Text section =>

════════

In 2019, BNZ sued the Wellington City Council for over $100 million for negligence, for granting building consents and issuing code compliance certificates when there were concerns about the building's design. The City Council then filed a claim against Beca, but Beca denied any liability. The High Court would not dismiss the claim against Beca, so Beca appealed to the Court of Appeal, but that Court upheld the High Court's decision. The dispute between Beca and Wellington City Council was heard by the Supreme Court in 2024, with the court dismissing Beca's legal defence that the Building Act limited civil proceedings arising from building work to only be heard within 10 years of the work being undertaken. The Supreme Court ruled that if Wellington City Council loses its case against the BNZ, it may still ask Beca for a contribution towards BNZ's claim.

════════

Recorded data =>
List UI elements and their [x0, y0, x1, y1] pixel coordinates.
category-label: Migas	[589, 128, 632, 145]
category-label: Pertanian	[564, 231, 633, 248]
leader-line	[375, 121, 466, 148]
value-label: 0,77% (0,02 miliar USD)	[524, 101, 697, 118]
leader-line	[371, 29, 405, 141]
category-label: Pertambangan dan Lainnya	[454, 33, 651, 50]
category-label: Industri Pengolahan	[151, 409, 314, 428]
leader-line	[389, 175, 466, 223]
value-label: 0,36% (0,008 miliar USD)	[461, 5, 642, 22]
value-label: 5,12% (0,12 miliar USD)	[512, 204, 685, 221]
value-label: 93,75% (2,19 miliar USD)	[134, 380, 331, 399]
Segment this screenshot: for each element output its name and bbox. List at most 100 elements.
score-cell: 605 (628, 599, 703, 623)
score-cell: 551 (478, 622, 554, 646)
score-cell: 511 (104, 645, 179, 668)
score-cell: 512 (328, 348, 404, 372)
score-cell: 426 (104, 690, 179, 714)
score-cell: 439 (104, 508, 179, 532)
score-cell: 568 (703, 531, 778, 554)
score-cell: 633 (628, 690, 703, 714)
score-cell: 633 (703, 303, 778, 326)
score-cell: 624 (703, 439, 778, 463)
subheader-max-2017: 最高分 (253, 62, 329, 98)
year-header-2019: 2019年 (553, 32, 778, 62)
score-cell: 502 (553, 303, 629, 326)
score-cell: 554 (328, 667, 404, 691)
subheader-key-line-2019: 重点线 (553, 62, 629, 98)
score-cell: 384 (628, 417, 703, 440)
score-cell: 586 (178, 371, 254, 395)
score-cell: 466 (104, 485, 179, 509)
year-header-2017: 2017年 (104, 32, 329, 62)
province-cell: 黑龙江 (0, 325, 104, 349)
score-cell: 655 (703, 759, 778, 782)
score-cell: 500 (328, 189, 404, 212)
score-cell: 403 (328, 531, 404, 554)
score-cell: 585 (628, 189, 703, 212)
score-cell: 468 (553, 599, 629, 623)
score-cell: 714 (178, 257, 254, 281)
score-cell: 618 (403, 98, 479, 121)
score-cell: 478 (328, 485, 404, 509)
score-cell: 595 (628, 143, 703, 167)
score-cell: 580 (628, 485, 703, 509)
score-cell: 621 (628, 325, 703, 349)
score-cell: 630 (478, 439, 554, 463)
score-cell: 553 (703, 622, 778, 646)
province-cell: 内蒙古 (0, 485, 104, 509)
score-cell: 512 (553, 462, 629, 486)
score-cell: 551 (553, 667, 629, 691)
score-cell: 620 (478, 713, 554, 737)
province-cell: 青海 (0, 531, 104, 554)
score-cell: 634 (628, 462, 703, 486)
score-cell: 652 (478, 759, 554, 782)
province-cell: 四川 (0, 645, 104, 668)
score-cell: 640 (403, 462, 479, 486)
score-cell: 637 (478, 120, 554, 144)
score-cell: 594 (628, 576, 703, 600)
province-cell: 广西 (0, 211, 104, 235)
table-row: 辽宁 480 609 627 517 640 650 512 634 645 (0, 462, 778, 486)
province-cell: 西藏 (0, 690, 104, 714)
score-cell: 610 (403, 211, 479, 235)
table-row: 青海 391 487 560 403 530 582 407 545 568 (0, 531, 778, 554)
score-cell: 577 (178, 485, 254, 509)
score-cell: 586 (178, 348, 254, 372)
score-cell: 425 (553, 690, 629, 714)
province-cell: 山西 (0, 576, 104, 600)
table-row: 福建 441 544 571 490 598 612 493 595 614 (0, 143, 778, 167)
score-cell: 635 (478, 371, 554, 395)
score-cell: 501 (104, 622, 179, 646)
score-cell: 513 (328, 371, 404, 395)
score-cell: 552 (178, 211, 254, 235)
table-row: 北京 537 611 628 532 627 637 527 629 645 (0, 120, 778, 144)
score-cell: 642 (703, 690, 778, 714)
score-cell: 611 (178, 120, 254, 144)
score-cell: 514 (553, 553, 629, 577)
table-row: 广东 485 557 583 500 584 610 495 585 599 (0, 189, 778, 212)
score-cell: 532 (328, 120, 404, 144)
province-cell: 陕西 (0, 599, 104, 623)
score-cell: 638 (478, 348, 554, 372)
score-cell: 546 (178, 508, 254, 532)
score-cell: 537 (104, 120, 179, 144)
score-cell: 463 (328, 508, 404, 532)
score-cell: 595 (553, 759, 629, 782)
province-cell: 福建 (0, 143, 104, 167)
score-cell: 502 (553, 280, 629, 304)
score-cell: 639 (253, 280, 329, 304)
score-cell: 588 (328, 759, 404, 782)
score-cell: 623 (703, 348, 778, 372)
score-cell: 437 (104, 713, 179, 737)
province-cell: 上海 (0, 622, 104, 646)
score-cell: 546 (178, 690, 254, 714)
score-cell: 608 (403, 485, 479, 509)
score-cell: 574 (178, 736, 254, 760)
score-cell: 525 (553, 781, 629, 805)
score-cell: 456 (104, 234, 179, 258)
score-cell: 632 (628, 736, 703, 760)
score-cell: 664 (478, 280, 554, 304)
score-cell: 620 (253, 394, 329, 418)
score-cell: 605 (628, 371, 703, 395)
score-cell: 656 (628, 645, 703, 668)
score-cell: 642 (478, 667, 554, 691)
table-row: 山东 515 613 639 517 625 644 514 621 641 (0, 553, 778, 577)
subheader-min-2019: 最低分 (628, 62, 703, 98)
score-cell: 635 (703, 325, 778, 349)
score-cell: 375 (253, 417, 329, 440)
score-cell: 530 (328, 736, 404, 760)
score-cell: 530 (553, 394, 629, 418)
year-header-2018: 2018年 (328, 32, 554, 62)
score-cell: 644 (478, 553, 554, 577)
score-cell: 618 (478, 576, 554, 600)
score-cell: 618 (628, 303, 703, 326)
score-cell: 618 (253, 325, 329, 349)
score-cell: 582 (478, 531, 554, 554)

════════

What the task asks =>
Continue the passage about the BNZ, Wellington City Council and Beca legal dispute from where it stops.

Solved exercise =>
The failure of BNZ Harbour Quays, Statistics House and other Wellington buildings that were damaged in the 2016 Kaikōura earthquake led to revision of seismic assessment guidelines. The Ministry of Business, Industry and Employment (MBIE) released The Seismic Assessment of Existing Buildings, commonly known as the Red Book, in July 2017. These guidelines provide "a technical basis for engineers to carry out seismic assessments of existing buildings". Section C5 deals with assessment of multi-storey concrete buildings. In 2018, section C5 was revised because understanding of building performance in the Kaikōura earthquake had changed. The revised section is known as the Yellow Book or Yellow Chapter. Assessment using the Yellow Book can lead to different results from assessment using the Red Book, but only the Red Book has legal standing. The differences in the two versions of the guidelines have led to confusion and frustration for building owners and engineers and contributed to a shortage of commercial rental properties in Wellington, as renters demand seismically safe buildings.